What the exercise asks. Work out the number of lines in the records that include the word "Average"; reply with that number alone.

Data for this task.
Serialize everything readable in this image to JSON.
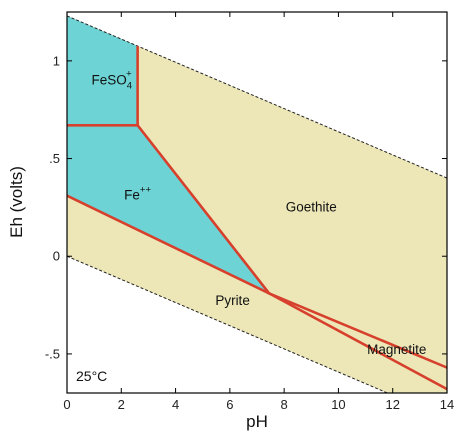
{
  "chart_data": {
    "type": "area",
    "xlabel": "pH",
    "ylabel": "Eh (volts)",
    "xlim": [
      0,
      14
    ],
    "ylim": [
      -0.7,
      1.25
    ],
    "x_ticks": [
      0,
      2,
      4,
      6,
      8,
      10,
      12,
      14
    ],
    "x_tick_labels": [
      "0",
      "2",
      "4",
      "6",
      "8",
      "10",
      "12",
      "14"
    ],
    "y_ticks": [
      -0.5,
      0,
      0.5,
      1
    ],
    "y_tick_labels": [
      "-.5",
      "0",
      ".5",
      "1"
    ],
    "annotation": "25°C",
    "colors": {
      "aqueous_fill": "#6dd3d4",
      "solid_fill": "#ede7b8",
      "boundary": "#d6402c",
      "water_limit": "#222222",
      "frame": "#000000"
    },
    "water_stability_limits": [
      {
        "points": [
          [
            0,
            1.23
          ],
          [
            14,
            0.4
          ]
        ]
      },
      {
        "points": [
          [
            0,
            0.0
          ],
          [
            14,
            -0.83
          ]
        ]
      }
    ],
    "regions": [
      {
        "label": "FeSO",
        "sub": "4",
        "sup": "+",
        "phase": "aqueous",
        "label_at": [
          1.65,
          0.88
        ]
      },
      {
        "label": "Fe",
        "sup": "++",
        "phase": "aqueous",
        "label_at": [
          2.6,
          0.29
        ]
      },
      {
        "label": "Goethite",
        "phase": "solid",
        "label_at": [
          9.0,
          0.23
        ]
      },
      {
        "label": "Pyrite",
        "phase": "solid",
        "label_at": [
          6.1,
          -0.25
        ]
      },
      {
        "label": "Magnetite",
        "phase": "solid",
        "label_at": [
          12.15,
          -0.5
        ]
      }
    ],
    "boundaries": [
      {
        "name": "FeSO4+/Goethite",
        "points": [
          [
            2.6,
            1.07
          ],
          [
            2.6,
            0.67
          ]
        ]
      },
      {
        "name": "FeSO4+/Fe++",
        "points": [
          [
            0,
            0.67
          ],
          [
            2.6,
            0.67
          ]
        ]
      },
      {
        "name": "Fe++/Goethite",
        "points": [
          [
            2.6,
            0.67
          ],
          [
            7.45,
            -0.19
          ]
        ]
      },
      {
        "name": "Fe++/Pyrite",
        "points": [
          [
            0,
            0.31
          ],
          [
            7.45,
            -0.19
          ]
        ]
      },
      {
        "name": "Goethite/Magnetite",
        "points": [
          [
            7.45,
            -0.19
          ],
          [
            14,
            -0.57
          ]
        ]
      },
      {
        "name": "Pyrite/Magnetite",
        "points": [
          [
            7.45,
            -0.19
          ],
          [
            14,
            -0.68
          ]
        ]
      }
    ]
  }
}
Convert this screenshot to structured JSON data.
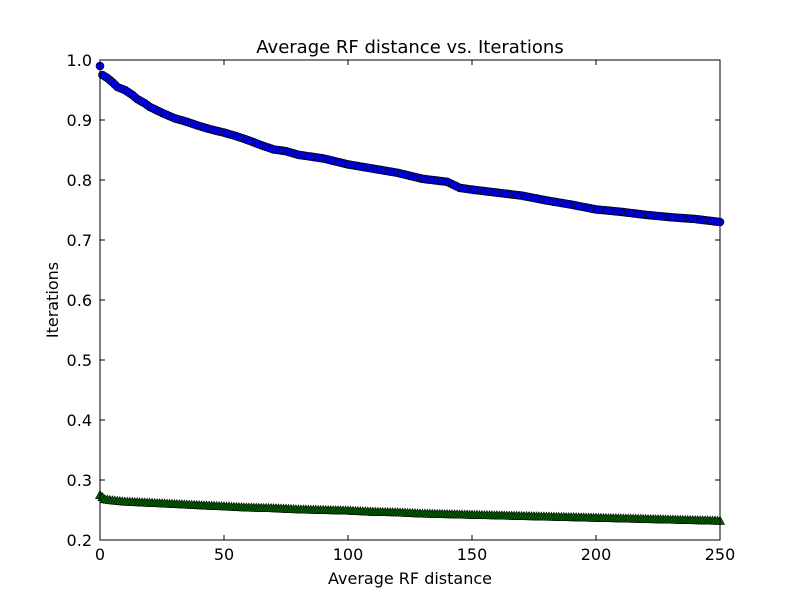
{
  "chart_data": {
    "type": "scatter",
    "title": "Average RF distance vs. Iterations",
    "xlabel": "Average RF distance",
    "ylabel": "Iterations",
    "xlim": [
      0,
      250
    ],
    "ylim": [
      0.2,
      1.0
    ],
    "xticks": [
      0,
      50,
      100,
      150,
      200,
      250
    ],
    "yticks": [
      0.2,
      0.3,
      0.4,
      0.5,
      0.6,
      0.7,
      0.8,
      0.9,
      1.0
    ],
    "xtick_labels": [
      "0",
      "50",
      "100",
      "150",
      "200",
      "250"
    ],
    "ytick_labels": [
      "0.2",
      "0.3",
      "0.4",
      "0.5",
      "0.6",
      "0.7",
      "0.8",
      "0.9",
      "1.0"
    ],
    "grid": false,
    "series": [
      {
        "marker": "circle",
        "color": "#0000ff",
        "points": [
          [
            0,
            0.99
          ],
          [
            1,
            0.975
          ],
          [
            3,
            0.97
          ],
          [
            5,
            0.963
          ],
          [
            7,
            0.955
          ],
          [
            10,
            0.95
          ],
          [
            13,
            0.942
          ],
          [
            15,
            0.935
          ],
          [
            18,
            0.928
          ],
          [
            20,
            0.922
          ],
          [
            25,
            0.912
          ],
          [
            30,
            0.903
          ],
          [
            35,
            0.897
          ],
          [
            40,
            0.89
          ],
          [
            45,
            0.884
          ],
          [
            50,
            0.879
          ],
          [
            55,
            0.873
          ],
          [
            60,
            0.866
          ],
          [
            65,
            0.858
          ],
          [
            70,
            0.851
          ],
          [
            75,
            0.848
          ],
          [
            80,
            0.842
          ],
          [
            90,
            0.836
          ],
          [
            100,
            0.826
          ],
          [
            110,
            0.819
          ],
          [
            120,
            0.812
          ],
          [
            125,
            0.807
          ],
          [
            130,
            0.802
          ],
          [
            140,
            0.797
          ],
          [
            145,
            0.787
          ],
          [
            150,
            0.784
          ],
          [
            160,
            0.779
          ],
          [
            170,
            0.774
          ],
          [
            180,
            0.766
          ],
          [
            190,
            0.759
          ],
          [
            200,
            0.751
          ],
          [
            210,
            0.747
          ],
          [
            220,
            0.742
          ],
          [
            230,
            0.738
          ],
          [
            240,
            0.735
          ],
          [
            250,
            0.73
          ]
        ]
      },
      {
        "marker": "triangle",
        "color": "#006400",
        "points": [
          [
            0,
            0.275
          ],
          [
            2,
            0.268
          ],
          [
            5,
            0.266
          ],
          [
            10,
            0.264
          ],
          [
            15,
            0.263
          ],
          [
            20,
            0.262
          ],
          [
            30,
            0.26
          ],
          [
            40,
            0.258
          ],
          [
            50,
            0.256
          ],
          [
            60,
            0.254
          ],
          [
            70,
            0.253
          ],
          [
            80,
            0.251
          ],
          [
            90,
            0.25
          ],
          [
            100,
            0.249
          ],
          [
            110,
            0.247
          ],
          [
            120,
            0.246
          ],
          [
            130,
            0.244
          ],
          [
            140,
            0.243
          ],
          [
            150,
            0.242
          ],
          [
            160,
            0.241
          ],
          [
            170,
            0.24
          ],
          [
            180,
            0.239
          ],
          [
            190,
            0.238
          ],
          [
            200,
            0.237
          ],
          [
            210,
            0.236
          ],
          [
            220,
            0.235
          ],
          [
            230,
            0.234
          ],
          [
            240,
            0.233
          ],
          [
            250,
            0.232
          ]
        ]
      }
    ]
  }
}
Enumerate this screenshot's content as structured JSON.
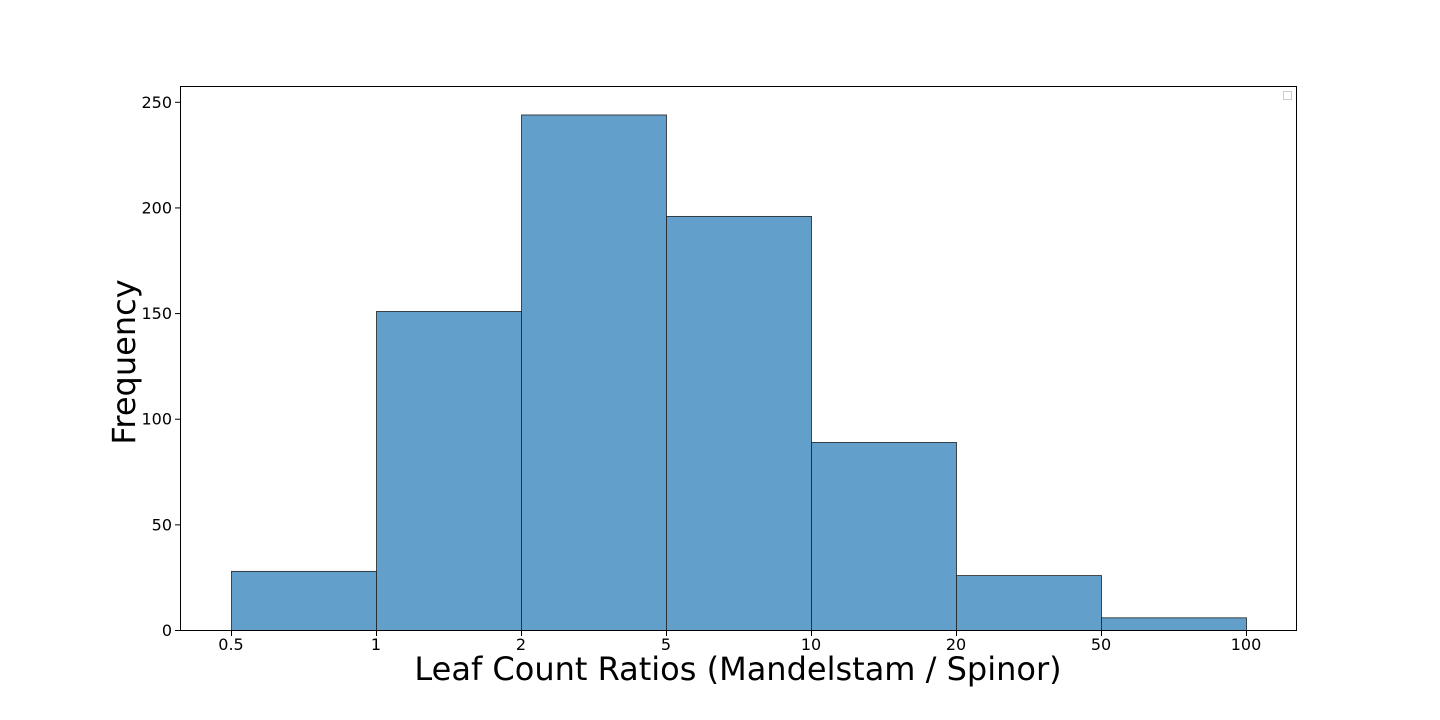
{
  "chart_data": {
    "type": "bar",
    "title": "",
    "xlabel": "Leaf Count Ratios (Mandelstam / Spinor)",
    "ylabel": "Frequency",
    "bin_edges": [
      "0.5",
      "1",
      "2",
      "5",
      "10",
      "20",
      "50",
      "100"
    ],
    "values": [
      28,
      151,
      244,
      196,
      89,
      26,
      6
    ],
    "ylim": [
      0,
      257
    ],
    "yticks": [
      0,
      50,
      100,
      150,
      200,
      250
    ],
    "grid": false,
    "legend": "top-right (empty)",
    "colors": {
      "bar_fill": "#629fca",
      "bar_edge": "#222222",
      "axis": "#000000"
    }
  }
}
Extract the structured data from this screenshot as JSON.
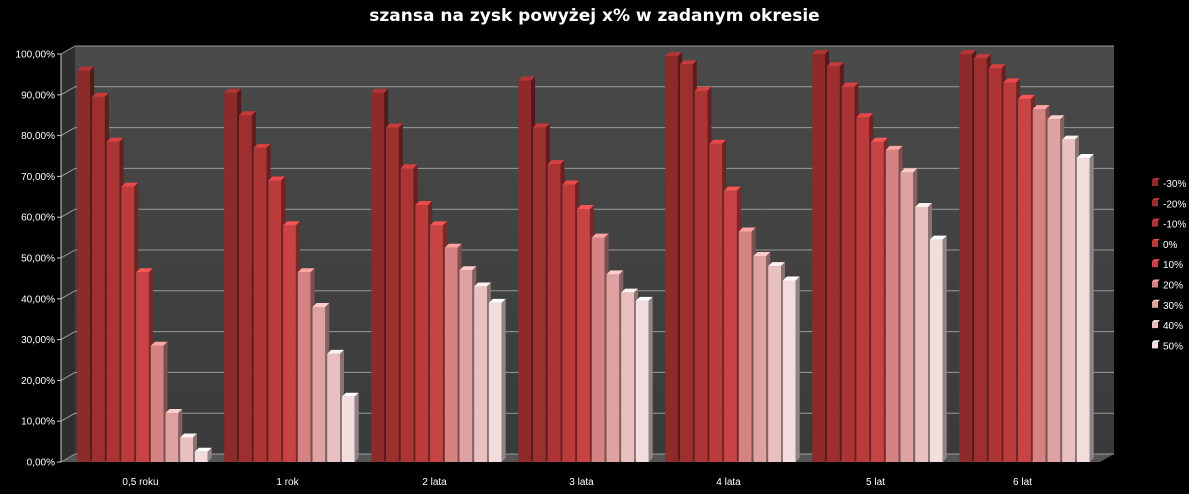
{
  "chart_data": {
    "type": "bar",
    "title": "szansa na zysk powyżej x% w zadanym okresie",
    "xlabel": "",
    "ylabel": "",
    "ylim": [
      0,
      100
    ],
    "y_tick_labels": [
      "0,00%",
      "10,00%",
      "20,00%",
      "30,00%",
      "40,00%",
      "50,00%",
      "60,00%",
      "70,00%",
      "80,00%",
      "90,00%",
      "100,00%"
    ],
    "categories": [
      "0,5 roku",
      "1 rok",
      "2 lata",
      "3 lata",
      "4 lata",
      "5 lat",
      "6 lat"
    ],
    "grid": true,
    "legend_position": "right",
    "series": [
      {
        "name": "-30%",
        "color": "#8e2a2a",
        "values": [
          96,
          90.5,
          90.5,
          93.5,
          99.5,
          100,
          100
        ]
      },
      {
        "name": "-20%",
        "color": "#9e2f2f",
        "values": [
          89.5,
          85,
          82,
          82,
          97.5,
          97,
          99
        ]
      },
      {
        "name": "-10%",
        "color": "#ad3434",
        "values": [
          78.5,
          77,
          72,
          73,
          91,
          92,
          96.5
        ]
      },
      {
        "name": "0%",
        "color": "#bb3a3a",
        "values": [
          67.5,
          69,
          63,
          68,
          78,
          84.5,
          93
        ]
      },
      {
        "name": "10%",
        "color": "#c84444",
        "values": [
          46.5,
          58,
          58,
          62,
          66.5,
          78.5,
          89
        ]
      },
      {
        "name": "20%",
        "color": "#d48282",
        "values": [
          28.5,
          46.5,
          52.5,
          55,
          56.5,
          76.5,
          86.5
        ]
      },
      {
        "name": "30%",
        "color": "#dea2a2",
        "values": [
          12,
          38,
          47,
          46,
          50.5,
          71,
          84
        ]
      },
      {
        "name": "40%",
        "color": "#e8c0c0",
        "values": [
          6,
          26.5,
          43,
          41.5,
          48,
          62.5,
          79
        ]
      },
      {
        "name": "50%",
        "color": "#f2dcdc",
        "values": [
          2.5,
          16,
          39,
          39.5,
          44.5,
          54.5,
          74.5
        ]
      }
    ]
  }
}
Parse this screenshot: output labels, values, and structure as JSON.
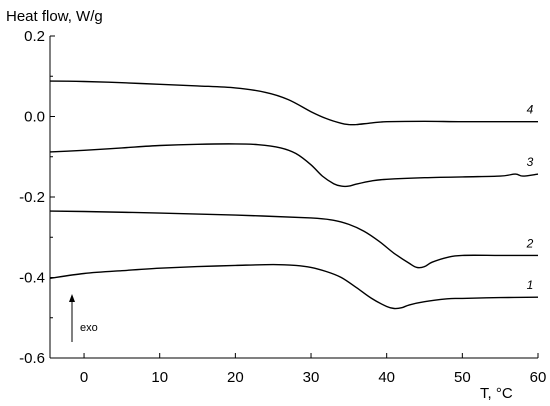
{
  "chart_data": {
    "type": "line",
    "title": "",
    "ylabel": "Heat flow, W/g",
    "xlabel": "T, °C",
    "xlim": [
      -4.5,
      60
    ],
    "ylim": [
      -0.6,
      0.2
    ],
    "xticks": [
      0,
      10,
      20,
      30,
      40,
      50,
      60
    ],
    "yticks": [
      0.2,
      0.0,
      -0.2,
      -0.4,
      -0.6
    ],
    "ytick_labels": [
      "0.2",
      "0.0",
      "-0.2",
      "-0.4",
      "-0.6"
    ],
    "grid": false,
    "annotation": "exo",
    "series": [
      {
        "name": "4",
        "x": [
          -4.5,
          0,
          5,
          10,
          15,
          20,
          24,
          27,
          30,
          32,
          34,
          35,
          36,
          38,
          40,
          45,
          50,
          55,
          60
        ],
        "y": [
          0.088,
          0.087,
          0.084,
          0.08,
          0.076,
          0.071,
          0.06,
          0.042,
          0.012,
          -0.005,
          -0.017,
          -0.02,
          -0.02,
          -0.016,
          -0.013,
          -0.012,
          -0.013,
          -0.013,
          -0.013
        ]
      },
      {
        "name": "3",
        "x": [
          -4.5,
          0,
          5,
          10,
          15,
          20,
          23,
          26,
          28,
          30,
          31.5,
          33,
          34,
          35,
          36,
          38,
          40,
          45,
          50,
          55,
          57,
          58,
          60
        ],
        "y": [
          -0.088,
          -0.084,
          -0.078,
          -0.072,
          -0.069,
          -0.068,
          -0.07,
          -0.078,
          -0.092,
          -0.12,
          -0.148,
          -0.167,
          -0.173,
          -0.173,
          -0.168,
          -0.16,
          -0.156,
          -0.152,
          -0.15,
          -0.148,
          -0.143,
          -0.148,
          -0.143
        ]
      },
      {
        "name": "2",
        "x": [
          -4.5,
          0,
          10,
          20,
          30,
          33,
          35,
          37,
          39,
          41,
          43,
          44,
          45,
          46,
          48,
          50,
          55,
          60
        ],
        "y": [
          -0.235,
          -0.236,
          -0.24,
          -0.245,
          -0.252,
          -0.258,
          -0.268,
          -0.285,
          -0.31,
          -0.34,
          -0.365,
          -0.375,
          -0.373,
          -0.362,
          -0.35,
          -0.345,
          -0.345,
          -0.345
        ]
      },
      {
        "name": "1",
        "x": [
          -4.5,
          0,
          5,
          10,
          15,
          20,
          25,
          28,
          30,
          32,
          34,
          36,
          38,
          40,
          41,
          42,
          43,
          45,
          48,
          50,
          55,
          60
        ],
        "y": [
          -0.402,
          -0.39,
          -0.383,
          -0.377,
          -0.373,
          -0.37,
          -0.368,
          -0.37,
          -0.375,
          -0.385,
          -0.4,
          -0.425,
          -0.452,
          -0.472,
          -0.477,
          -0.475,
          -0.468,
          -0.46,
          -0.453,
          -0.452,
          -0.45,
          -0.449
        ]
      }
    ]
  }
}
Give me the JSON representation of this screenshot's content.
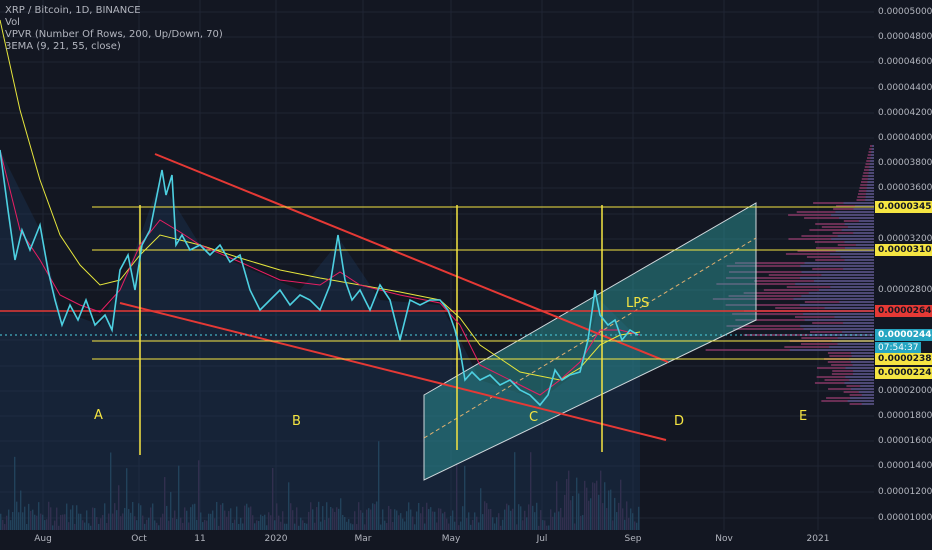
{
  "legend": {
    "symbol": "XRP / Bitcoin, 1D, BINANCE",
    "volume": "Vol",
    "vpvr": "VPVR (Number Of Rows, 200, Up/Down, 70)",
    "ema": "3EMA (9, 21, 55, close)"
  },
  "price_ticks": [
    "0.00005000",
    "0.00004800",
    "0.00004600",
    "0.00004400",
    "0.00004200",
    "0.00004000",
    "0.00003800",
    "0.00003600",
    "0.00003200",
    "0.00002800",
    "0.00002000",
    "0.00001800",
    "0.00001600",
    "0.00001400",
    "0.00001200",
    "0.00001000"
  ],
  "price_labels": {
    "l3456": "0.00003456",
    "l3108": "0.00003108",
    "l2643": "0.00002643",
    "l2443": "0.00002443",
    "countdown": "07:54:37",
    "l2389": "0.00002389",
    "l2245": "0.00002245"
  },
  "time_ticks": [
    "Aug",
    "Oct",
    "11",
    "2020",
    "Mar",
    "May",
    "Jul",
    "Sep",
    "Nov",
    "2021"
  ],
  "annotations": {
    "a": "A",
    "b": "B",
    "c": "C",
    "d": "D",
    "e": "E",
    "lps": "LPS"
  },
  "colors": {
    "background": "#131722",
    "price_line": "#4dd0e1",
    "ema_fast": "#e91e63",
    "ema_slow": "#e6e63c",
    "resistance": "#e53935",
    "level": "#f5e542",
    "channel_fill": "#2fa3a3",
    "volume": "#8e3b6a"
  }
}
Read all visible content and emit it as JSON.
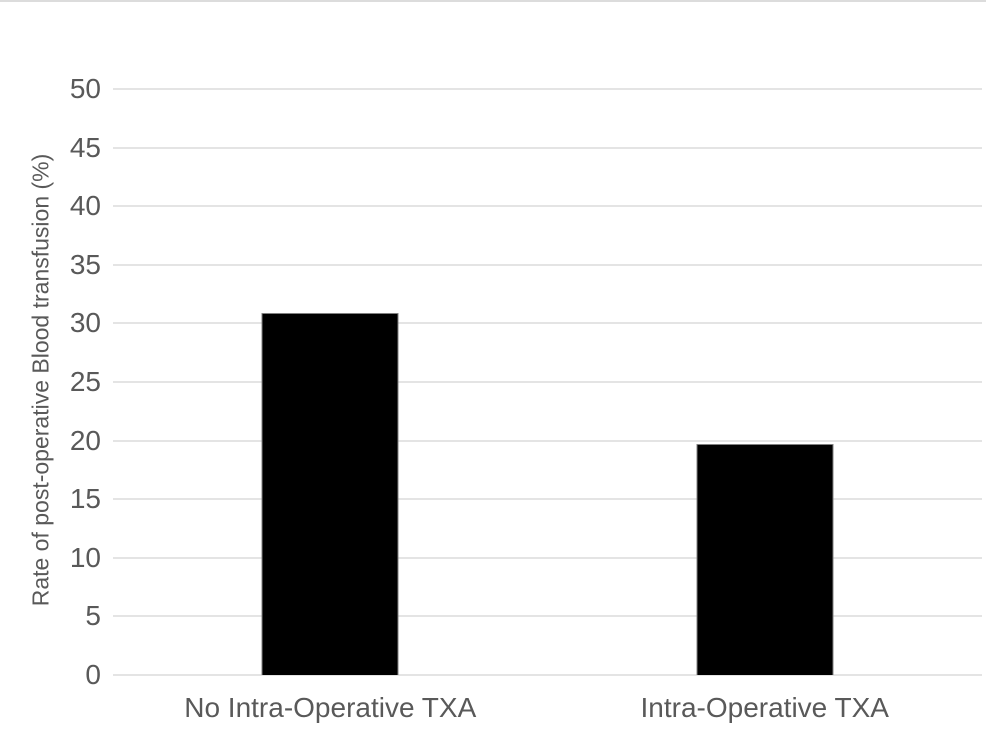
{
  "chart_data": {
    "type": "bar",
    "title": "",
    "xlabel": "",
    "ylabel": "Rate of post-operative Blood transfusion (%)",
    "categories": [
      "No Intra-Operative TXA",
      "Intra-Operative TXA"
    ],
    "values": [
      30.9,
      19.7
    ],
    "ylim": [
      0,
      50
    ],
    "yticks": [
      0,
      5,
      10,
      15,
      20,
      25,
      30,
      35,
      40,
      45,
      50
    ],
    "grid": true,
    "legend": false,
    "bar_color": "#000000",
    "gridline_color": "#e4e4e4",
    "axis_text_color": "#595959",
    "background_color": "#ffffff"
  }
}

Expected answer. 2